(Extracted data entries)
>> START
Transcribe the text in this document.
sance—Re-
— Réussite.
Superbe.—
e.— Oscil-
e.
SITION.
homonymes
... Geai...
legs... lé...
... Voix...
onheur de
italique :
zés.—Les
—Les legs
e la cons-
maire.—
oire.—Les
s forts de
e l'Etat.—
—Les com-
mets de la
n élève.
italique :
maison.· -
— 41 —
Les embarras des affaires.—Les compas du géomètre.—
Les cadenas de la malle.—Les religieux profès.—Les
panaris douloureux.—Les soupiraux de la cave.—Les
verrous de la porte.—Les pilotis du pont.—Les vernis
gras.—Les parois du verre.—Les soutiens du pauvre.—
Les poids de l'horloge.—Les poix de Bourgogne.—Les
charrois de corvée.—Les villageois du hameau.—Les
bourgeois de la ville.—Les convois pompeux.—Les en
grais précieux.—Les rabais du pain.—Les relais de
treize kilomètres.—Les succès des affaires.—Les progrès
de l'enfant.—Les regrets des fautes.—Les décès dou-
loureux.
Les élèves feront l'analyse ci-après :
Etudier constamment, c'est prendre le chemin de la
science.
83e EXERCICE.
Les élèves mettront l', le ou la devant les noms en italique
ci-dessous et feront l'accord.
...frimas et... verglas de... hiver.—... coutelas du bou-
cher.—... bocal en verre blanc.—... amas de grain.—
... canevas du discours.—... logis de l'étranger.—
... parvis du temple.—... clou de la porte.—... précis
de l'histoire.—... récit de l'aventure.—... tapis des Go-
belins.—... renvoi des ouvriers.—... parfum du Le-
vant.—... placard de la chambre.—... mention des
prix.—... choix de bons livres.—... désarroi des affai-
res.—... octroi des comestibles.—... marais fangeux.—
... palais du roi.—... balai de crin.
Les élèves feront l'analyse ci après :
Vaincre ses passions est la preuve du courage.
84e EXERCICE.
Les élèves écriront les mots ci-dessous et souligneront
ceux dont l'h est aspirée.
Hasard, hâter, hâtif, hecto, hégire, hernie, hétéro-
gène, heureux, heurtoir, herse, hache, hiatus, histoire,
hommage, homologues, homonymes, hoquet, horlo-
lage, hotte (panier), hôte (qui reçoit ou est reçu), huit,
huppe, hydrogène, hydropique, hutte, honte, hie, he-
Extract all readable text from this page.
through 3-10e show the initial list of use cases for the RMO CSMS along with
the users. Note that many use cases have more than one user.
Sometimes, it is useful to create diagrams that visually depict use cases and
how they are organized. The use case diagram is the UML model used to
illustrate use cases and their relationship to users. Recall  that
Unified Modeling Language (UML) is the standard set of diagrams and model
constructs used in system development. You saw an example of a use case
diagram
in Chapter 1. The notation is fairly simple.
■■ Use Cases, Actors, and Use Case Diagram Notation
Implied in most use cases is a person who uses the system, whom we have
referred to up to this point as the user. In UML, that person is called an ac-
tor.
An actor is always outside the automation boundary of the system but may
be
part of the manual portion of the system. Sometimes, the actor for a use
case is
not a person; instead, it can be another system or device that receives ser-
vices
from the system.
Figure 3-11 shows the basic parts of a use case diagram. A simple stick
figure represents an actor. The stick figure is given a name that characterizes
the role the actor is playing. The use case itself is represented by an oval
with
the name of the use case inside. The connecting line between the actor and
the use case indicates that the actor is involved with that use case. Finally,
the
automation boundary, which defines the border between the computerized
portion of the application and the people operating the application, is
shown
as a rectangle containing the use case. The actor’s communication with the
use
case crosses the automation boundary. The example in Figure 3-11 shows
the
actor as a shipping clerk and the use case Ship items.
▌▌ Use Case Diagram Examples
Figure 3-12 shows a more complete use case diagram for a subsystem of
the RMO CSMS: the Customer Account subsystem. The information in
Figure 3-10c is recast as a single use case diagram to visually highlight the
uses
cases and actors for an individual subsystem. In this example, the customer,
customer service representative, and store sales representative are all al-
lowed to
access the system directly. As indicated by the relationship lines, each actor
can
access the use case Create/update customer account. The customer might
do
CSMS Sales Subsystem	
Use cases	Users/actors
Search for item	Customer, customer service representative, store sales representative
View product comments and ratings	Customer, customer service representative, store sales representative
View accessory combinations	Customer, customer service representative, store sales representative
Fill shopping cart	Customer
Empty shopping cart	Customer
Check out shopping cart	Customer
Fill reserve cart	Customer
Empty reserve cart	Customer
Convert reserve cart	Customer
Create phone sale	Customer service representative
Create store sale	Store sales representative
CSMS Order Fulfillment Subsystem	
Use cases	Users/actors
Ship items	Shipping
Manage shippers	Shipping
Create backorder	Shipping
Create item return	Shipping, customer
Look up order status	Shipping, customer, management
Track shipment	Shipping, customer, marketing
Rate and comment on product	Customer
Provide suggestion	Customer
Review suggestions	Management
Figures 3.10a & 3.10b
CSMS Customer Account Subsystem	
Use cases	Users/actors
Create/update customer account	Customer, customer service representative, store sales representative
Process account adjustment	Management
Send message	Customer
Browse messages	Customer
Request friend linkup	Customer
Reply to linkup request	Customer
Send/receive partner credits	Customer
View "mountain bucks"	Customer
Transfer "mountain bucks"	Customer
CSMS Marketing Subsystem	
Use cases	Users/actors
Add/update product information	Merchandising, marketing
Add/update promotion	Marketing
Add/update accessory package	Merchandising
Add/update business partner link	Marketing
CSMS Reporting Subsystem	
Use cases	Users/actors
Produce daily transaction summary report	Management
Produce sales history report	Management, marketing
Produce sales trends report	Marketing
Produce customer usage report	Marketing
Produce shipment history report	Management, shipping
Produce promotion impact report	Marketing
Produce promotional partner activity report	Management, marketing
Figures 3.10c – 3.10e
>> END
- **TASK BRIEF**:
Copy out each line in the listing that has the word "Figures".

- **COMPLETE OUTPUT**:
Figures 3.10a & 3.10b
Figures 3.10c – 3.10e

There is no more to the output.